Items from a data source
-*-

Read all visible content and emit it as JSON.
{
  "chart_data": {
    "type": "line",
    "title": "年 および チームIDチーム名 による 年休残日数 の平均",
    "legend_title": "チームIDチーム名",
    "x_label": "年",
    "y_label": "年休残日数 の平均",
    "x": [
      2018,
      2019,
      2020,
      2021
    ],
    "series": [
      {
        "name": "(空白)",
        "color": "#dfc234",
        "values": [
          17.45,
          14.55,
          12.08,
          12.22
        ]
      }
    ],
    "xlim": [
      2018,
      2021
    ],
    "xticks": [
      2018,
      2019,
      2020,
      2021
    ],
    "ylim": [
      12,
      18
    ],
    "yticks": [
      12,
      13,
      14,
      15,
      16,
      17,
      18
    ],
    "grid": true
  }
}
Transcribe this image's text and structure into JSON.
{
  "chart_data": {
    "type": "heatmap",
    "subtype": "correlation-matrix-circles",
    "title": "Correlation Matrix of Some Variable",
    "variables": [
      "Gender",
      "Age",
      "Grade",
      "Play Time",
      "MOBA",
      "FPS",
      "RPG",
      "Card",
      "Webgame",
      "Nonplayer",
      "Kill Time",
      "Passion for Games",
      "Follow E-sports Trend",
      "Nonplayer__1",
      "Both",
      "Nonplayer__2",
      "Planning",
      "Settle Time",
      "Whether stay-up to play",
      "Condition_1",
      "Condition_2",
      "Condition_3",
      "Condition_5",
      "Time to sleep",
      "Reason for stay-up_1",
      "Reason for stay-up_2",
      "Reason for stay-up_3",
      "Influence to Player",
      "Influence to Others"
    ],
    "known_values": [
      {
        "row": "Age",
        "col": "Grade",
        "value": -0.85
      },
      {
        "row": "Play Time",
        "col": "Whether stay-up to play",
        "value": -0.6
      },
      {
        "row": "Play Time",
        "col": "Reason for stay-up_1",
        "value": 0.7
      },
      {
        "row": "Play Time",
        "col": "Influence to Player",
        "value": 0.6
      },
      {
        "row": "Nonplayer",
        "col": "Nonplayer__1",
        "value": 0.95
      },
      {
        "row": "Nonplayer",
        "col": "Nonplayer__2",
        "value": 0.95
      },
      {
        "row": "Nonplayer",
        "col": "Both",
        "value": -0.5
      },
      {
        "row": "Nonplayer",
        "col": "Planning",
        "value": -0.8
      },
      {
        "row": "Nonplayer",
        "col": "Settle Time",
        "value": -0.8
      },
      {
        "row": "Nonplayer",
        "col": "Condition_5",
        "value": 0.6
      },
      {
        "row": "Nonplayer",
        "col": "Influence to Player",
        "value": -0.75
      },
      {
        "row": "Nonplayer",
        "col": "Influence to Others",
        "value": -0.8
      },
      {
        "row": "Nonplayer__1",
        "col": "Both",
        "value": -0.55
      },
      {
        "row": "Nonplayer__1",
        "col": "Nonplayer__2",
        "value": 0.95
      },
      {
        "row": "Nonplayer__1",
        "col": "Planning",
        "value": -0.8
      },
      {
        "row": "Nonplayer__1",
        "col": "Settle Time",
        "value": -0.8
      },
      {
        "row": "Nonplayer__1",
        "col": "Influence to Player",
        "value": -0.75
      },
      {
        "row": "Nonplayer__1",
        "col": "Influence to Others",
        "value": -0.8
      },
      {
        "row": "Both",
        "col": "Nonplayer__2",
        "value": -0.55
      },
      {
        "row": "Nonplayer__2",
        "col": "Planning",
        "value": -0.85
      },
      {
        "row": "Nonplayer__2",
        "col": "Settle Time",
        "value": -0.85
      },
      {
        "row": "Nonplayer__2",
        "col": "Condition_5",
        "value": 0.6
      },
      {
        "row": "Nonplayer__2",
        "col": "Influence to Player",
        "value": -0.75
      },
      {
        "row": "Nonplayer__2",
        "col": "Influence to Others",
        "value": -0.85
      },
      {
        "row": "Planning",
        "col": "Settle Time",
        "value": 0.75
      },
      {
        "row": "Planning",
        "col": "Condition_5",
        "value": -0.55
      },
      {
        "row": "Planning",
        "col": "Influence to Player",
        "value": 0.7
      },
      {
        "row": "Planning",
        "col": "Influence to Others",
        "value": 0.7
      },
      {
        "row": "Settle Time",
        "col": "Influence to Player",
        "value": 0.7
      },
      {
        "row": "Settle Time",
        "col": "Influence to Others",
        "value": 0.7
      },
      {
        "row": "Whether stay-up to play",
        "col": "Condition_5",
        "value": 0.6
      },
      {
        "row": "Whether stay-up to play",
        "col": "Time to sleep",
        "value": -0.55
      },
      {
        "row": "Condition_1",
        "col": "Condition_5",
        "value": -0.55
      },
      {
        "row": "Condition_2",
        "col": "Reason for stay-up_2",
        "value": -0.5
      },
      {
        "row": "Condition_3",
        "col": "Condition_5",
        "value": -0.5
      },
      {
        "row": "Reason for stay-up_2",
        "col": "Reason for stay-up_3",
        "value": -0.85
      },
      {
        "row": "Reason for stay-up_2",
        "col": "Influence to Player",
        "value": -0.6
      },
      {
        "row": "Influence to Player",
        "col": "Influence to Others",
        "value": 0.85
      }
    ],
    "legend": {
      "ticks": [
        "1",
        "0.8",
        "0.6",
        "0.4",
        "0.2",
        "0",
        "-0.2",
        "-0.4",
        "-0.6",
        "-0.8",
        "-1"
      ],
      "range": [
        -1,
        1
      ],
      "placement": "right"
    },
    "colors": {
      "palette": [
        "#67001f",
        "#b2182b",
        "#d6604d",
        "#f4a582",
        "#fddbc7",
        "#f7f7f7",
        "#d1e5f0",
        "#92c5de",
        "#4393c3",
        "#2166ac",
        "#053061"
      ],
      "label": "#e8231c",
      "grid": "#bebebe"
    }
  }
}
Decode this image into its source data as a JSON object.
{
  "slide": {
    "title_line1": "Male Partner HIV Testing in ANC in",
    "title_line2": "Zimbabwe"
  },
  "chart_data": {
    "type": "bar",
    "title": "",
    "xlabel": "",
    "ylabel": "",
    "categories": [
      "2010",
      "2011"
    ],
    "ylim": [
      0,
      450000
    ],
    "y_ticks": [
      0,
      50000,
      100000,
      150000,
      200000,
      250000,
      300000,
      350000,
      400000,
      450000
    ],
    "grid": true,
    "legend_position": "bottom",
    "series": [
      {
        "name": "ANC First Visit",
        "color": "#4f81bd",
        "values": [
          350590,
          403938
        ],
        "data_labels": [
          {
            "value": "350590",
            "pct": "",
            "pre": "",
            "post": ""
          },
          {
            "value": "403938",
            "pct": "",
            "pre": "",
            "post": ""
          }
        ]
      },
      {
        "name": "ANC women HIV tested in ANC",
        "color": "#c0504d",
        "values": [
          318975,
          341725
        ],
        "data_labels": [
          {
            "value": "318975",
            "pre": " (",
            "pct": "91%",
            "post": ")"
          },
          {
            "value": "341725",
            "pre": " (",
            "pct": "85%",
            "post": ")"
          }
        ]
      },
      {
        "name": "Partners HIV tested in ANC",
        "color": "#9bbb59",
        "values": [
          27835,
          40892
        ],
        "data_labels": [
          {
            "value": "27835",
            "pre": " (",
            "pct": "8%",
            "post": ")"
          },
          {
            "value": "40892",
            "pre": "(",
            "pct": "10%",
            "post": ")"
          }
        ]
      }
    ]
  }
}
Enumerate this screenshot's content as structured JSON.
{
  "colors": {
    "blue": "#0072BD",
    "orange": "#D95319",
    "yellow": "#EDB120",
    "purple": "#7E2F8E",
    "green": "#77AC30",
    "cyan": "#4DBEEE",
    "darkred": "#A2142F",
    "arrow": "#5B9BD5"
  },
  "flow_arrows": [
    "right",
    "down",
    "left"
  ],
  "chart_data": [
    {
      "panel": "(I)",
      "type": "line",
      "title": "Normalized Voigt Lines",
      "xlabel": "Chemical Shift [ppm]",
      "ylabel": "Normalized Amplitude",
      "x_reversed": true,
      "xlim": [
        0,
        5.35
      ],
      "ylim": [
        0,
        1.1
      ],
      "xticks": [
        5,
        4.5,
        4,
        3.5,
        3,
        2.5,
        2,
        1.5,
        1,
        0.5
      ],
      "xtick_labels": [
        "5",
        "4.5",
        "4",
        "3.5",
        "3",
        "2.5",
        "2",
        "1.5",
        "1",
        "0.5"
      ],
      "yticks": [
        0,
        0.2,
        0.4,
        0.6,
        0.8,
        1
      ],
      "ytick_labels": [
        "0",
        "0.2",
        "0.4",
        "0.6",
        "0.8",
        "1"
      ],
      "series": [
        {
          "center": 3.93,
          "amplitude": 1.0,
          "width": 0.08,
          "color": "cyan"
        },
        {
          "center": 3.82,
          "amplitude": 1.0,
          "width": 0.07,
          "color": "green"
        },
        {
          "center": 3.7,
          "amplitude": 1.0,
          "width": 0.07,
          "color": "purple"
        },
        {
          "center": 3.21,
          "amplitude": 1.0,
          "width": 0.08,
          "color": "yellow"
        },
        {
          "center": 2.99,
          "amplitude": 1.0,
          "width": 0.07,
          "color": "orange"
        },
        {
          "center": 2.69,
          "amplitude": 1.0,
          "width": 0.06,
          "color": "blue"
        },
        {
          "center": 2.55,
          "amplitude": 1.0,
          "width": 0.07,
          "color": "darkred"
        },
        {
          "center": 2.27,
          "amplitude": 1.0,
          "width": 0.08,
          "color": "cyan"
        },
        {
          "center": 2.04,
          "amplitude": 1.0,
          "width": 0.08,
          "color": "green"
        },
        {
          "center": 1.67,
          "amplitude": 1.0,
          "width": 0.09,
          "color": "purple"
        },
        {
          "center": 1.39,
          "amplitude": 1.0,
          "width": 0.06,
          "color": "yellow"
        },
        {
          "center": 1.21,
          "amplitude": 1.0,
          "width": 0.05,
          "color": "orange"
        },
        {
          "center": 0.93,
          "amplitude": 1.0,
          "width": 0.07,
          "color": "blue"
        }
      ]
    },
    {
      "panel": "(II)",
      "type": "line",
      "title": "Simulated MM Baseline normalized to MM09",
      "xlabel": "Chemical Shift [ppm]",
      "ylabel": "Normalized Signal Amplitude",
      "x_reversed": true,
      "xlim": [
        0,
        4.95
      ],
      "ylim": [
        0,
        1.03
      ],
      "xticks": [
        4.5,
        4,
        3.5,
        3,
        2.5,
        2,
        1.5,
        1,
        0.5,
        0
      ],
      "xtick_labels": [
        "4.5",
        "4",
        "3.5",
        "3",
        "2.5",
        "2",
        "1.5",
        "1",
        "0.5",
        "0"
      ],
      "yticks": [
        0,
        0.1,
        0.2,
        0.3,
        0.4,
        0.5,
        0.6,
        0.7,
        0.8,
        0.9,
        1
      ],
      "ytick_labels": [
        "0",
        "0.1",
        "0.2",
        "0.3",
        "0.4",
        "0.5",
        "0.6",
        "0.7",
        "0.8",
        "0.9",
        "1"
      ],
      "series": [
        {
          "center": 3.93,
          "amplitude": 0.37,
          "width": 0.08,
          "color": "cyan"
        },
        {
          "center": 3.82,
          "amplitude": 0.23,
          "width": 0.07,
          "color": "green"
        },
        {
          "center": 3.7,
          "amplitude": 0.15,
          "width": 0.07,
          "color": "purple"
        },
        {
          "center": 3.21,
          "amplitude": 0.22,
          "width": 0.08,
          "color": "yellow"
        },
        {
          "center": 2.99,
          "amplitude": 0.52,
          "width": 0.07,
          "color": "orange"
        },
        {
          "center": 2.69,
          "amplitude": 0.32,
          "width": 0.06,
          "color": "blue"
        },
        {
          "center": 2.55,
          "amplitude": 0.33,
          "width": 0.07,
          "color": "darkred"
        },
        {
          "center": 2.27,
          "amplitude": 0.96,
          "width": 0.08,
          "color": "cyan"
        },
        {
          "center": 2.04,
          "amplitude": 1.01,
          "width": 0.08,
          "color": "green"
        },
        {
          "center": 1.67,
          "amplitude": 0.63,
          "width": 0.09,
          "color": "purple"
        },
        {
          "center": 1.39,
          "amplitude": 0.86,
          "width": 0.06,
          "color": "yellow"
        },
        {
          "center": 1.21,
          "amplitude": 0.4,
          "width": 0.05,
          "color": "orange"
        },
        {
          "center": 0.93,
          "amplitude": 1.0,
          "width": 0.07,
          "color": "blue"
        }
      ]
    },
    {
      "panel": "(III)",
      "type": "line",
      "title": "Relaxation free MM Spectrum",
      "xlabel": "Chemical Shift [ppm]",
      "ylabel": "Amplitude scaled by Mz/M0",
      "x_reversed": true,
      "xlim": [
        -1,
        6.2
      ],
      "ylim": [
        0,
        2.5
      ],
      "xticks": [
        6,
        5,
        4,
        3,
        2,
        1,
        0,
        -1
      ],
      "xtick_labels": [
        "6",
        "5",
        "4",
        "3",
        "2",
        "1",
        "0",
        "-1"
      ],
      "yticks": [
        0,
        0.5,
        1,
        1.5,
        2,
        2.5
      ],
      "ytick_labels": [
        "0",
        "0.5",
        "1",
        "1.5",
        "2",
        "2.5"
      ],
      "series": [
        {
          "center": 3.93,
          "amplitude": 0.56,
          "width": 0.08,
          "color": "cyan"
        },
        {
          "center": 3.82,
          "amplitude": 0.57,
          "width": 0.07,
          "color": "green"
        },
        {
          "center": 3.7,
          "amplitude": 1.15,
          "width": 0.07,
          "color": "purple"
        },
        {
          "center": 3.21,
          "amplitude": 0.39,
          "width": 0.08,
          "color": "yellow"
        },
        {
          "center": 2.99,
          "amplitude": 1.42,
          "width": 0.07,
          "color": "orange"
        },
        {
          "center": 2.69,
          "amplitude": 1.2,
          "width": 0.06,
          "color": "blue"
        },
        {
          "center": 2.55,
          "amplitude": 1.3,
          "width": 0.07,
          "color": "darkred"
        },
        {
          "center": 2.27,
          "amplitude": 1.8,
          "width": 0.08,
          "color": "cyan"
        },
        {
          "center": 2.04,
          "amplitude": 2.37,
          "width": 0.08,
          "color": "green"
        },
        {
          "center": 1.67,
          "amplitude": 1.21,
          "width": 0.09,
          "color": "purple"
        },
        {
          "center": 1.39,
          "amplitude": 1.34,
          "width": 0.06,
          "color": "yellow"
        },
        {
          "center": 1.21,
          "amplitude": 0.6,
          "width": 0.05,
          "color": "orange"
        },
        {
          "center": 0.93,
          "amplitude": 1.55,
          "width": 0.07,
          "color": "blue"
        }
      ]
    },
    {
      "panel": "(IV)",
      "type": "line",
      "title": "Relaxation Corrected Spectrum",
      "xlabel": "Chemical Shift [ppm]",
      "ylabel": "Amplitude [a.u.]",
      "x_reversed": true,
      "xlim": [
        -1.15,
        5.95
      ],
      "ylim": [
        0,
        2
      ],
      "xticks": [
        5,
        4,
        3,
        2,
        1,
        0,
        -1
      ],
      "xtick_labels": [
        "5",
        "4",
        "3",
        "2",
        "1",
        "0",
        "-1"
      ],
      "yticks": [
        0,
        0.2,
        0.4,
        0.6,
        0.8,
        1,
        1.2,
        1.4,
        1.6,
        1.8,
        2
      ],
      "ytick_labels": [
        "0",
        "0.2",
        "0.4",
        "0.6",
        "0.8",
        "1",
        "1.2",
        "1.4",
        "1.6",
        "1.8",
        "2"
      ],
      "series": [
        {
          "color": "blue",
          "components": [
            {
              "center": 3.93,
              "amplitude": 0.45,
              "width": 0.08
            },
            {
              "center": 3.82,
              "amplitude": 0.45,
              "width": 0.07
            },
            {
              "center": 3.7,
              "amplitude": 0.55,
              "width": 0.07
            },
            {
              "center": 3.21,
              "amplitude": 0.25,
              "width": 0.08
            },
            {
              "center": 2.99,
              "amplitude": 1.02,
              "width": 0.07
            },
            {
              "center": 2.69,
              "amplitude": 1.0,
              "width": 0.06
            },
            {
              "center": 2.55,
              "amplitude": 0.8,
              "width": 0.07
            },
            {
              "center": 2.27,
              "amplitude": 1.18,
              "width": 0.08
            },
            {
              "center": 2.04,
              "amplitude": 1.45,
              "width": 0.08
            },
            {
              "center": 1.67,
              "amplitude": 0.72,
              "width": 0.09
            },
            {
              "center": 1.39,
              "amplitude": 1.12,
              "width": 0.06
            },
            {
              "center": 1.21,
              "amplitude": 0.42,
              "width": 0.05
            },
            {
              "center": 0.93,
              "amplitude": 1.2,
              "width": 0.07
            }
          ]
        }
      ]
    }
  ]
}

-*-

## Your instructions
Using the entries above, find all lines with "Reason". Copy them.

## Final result
      "Reason for stay-up_1",
      "Reason for stay-up_2",
      "Reason for stay-up_3",
        "col": "Reason for stay-up_1",
        "col": "Reason for stay-up_2",
        "row": "Reason for stay-up_2",
        "col": "Reason for stay-up_3",
        "row": "Reason for stay-up_2",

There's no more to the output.